§ Task objective
Filter the records below and copy every line containing the word "rate".

§ Input material
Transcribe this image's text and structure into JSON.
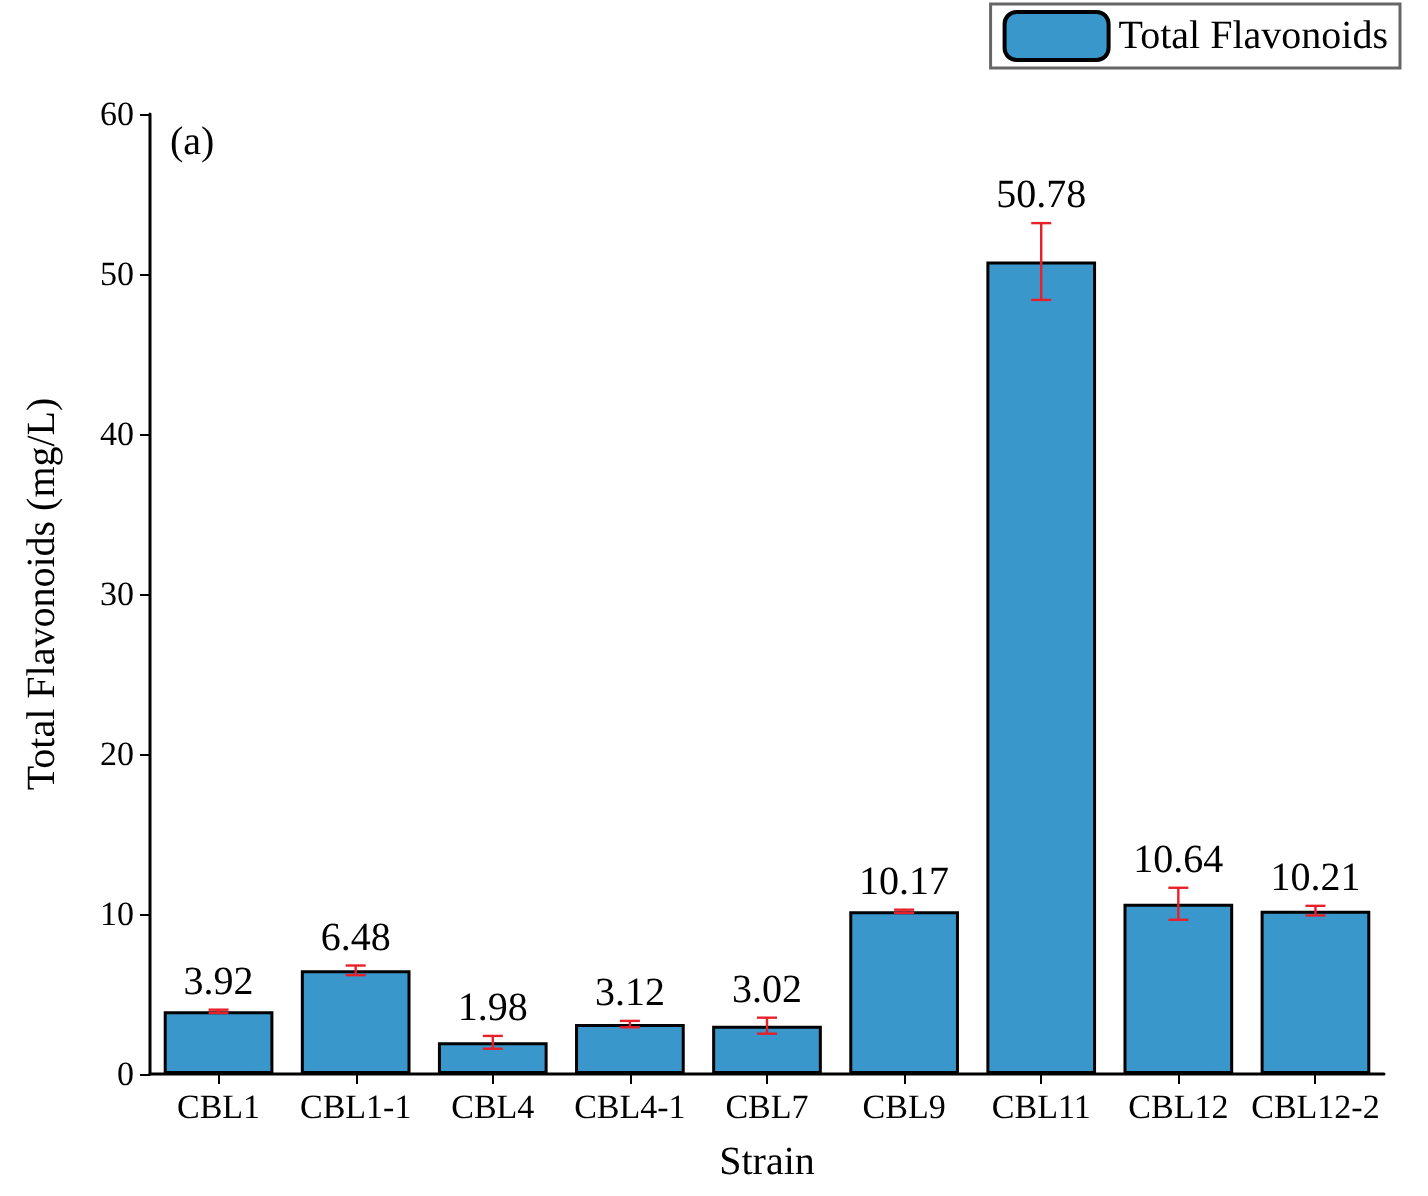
{
  "chart_data": {
    "type": "bar",
    "xlabel": "Strain",
    "ylabel": "Total Flavonoids (mg/L)",
    "categories": [
      "CBL1",
      "CBL1-1",
      "CBL4",
      "CBL4-1",
      "CBL7",
      "CBL9",
      "CBL11",
      "CBL12",
      "CBL12-2"
    ],
    "series": [
      {
        "name": "Total Flavonoids",
        "color": "#3a97cb",
        "values": [
          3.92,
          6.48,
          1.98,
          3.12,
          3.02,
          10.17,
          50.78,
          10.64,
          10.21
        ],
        "errors": [
          0.1,
          0.3,
          0.4,
          0.2,
          0.5,
          0.1,
          2.4,
          1.0,
          0.3
        ]
      }
    ],
    "ylim": [
      0,
      60
    ],
    "yticks": [
      0,
      10,
      20,
      30,
      40,
      50,
      60
    ],
    "data_labels": true,
    "legend": "top right",
    "grid": false,
    "annotations": [
      "(a)"
    ]
  }
}
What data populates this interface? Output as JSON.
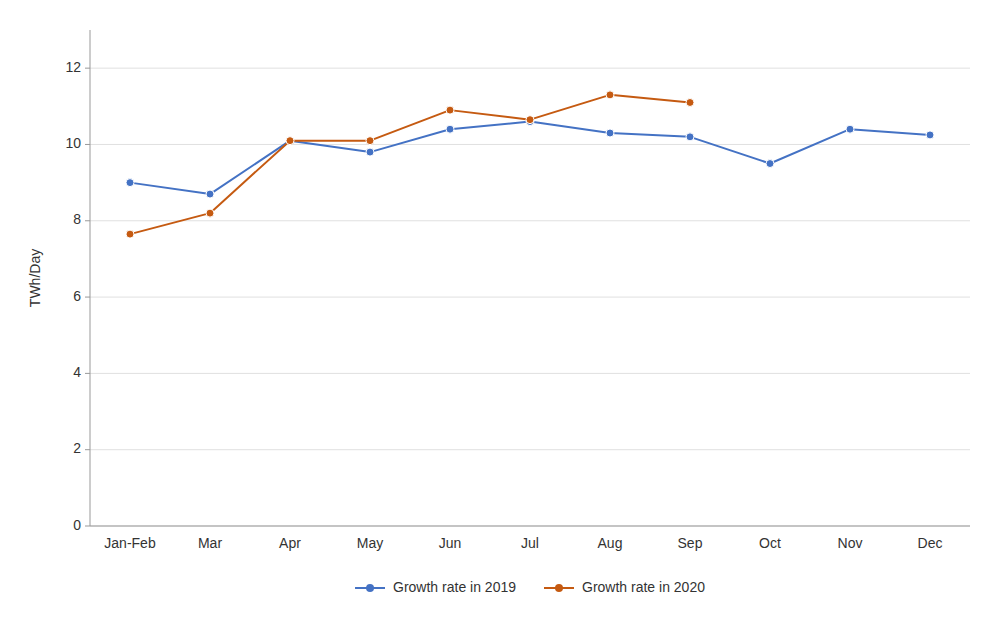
{
  "chart_data": {
    "type": "line",
    "categories": [
      "Jan-Feb",
      "Mar",
      "Apr",
      "May",
      "Jun",
      "Jul",
      "Aug",
      "Sep",
      "Oct",
      "Nov",
      "Dec"
    ],
    "series": [
      {
        "name": "Growth rate in 2019",
        "color": "#4472C4",
        "marker": "circle",
        "values": [
          9.0,
          8.7,
          10.1,
          9.8,
          10.4,
          10.6,
          10.3,
          10.2,
          9.5,
          10.4,
          10.25
        ]
      },
      {
        "name": "Growth rate in 2020",
        "color": "#C55A11",
        "marker": "circle",
        "values": [
          7.65,
          8.2,
          10.1,
          10.1,
          10.9,
          10.65,
          11.3,
          11.1,
          null,
          null,
          null
        ]
      }
    ],
    "y_label": "TWh/Day",
    "ylim": [
      0,
      13
    ],
    "yticks": [
      0,
      2,
      4,
      6,
      8,
      10,
      12
    ],
    "grid": true,
    "legend": "bottom"
  }
}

§ Response below
        "name": "Growth rate in 2019",
        "name": "Growth rate in 2020",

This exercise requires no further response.